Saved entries
## start

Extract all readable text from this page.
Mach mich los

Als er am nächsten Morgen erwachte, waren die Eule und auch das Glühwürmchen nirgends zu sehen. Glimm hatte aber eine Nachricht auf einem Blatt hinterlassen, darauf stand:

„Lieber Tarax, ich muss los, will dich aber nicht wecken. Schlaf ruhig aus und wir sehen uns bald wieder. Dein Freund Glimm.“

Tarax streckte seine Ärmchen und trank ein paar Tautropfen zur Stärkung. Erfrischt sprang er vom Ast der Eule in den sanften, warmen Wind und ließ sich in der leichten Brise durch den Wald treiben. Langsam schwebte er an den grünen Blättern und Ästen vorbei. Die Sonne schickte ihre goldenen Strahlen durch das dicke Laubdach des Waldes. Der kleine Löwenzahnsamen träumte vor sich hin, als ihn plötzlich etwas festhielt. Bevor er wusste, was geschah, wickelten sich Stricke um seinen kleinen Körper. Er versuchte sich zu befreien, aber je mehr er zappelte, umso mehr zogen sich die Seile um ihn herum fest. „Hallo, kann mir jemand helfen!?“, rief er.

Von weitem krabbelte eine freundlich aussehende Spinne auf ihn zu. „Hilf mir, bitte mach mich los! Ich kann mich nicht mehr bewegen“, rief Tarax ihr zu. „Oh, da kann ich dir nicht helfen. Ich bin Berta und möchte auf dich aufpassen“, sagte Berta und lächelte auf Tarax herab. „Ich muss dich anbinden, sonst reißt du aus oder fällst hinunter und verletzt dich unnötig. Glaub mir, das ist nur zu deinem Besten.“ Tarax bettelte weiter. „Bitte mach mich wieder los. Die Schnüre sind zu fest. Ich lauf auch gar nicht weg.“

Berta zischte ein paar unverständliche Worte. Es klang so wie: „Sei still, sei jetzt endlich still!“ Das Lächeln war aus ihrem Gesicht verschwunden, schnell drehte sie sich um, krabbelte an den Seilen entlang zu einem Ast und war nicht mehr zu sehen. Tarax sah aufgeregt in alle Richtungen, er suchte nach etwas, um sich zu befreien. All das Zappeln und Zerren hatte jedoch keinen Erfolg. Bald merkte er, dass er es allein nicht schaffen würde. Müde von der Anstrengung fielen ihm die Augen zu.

## end

- _Brief_: List each line of the entries that holds the string "wieder".

- _Answer to this exercise_:
„Lieber Tarax, ich muss los, will dich aber nicht wecken. Schlaf ruhig aus und wir sehen uns bald wieder. Dein Freund Glimm.“
Von weitem krabbelte eine freundlich aussehende Spinne auf ihn zu. „Hilf mir, bitte mach mich los! Ich kann mich nicht mehr bewegen“, rief Tarax ihr zu. „Oh, da kann ich dir nicht helfen. Ich bin Berta und möchte auf dich aufpassen“, sagte Berta und lächelte auf Tarax herab. „Ich muss dich anbinden, sonst reißt du aus oder fällst hinunter und verletzt dich unnötig. Glaub mir, das ist nur zu deinem Besten.“ Tarax bettelte weiter. „Bitte mach mich wieder los. Die Schnüre sind zu fest. Ich lauf auch gar nicht weg.“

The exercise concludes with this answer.